- [INPUT RECORDS]
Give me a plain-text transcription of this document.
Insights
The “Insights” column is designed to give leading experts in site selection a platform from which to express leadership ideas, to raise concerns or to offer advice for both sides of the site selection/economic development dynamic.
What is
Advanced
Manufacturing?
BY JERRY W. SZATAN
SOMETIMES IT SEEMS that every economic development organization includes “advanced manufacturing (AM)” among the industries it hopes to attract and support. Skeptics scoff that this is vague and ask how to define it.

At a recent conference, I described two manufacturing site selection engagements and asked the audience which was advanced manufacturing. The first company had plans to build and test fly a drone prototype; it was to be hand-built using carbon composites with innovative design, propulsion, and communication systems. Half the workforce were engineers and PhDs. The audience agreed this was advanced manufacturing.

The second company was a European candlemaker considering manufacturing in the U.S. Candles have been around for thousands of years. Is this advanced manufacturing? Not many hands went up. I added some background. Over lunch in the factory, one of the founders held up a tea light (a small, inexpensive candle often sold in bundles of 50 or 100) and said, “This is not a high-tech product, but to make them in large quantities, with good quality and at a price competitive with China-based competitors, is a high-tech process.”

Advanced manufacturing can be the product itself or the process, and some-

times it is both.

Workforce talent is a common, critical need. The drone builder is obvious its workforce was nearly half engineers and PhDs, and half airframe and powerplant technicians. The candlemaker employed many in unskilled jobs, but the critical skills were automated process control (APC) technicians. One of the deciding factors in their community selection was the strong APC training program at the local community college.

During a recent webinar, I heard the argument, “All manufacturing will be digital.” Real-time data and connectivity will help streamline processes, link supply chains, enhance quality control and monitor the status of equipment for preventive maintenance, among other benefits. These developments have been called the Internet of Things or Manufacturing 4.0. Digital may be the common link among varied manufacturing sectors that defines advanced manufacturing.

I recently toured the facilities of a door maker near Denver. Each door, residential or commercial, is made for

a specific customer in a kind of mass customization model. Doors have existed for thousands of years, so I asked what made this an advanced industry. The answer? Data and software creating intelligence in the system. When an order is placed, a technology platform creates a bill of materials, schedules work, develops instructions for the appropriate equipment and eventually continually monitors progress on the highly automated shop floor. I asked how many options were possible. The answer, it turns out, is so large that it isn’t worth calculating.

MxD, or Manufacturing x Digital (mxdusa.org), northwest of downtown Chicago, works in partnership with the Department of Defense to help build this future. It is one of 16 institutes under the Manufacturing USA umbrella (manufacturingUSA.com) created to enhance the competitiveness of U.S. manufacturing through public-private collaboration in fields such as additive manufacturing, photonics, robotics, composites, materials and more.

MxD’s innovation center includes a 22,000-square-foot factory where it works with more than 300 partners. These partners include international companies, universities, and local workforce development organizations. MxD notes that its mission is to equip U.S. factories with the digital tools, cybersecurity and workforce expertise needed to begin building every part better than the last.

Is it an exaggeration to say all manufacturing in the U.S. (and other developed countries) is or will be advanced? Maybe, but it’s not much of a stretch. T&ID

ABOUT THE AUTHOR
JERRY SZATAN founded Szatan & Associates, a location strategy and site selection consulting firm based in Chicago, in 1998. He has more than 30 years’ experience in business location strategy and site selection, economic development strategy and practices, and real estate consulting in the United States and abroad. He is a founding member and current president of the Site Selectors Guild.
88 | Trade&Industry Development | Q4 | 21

- [AIM OF THE TASK]
Which lines of the data include "among"? Copy each of them.

- [COMPLETE ANSWER]
SOMETIMES IT SEEMS that every economic development organization includes “advanced manufacturing (AM)” among the industries it hopes to attract and support. Skeptics scoff that this is vague and ask how to define it.
During a recent webinar, I heard the argument, “All manufacturing will be digital.” Real-time data and connectivity will help streamline processes, link supply chains, enhance quality control and monitor the status of equipment for preventive maintenance, among other benefits. These developments have been called the Internet of Things or Manufacturing 4.0. Digital may be the common link among varied manufacturing sectors that defines advanced manufacturing.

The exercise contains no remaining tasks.